Report every line in the records below that contains the word "Polygon", copying each line in full.

(Source records)
——————————
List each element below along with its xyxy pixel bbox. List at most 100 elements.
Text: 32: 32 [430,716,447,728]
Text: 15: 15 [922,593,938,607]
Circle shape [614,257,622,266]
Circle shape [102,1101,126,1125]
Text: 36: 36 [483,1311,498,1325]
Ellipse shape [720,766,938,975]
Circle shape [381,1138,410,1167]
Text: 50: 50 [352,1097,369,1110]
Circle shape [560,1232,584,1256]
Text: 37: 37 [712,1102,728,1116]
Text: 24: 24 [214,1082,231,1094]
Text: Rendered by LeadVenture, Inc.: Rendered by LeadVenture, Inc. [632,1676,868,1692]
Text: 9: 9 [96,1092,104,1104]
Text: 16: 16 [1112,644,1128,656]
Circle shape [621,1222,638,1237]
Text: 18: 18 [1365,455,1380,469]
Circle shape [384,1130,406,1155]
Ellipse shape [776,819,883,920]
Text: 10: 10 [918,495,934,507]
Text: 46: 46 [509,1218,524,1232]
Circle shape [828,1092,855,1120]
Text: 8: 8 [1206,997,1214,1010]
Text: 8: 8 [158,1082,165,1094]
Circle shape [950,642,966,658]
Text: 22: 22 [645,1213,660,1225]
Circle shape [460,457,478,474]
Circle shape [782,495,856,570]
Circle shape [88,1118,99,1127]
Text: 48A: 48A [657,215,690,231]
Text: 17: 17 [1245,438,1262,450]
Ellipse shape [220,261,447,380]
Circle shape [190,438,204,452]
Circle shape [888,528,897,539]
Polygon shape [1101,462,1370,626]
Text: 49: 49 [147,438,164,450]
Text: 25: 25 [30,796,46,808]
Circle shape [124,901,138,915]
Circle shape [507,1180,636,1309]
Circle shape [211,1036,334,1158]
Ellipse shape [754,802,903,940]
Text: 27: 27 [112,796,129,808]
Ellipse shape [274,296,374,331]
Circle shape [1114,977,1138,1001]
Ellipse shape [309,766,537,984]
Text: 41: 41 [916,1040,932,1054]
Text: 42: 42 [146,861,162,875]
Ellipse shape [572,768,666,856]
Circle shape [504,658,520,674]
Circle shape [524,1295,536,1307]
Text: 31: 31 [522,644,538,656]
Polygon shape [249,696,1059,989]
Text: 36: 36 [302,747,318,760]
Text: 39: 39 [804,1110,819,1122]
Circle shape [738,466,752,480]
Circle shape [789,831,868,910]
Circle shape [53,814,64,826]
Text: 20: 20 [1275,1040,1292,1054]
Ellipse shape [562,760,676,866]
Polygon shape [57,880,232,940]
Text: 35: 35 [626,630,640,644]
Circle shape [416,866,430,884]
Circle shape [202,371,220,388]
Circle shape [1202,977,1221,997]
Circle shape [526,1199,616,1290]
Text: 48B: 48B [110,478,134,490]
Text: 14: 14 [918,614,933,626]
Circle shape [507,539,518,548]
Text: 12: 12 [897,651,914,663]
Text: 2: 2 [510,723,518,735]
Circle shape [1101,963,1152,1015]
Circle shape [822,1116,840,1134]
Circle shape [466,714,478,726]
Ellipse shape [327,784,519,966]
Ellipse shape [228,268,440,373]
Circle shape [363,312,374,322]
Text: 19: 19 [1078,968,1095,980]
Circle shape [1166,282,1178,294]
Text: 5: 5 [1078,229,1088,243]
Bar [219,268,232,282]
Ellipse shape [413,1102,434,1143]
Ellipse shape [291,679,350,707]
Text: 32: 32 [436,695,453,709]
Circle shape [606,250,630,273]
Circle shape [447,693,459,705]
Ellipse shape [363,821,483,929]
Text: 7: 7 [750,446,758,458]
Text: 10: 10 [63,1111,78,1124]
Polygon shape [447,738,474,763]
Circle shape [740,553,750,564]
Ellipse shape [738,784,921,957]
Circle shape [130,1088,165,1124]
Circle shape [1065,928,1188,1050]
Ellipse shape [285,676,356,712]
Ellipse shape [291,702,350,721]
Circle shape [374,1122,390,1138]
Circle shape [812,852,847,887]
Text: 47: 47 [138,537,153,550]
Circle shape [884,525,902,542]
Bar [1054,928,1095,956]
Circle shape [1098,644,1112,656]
——————————
EXERCISE RESULT ->
Polygon shape [1101,462,1370,626]
Polygon shape [249,696,1059,989]
Polygon shape [57,880,232,940]
Polygon shape [447,738,474,763]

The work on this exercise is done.